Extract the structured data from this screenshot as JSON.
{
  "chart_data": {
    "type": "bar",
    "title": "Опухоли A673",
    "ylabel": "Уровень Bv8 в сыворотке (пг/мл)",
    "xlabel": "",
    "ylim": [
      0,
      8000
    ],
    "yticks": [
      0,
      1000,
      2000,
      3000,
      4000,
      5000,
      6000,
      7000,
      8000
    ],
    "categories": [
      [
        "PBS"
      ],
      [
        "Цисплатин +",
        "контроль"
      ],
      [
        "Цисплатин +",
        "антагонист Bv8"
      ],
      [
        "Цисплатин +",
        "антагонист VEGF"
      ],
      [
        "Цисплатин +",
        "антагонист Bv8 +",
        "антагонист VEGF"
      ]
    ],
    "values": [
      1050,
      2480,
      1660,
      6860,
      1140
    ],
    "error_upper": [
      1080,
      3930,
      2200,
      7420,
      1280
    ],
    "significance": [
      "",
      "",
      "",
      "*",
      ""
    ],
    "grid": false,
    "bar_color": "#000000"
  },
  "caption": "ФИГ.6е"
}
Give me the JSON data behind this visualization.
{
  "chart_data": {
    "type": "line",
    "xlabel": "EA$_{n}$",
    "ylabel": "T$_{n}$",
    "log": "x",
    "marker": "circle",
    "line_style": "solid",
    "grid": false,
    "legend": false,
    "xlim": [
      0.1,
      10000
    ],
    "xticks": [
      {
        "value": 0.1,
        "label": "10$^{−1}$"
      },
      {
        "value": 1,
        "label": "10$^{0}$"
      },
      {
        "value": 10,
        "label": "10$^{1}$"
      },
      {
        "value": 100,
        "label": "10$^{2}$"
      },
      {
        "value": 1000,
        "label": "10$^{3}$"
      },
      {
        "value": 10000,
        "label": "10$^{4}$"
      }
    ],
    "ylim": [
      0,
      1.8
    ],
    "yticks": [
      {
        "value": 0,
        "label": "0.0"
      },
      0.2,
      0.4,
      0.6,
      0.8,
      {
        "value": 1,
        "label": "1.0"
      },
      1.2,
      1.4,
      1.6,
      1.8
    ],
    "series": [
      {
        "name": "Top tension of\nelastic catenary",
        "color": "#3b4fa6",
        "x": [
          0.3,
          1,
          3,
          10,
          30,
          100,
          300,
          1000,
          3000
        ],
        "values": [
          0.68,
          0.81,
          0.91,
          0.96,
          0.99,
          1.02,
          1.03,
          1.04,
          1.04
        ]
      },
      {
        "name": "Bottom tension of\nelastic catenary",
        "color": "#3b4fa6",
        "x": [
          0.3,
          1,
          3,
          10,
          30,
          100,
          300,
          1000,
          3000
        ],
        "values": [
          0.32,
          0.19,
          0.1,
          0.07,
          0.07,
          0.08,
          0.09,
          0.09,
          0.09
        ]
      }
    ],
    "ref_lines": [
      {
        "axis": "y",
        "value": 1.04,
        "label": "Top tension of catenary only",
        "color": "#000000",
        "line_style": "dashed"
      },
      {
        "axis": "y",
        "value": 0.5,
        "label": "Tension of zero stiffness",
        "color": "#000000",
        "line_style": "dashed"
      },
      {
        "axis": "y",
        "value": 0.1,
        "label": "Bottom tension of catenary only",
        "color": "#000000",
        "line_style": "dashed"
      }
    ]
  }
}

_ _ _ _ _ _ _

**PROBLEM DESCRIPTION**:
Write out every line of the data that holds the word "nelastic".

**THE OUTPUT**:
        "name": "Top tension of\nelastic catenary",
        "name": "Bottom tension of\nelastic catenary",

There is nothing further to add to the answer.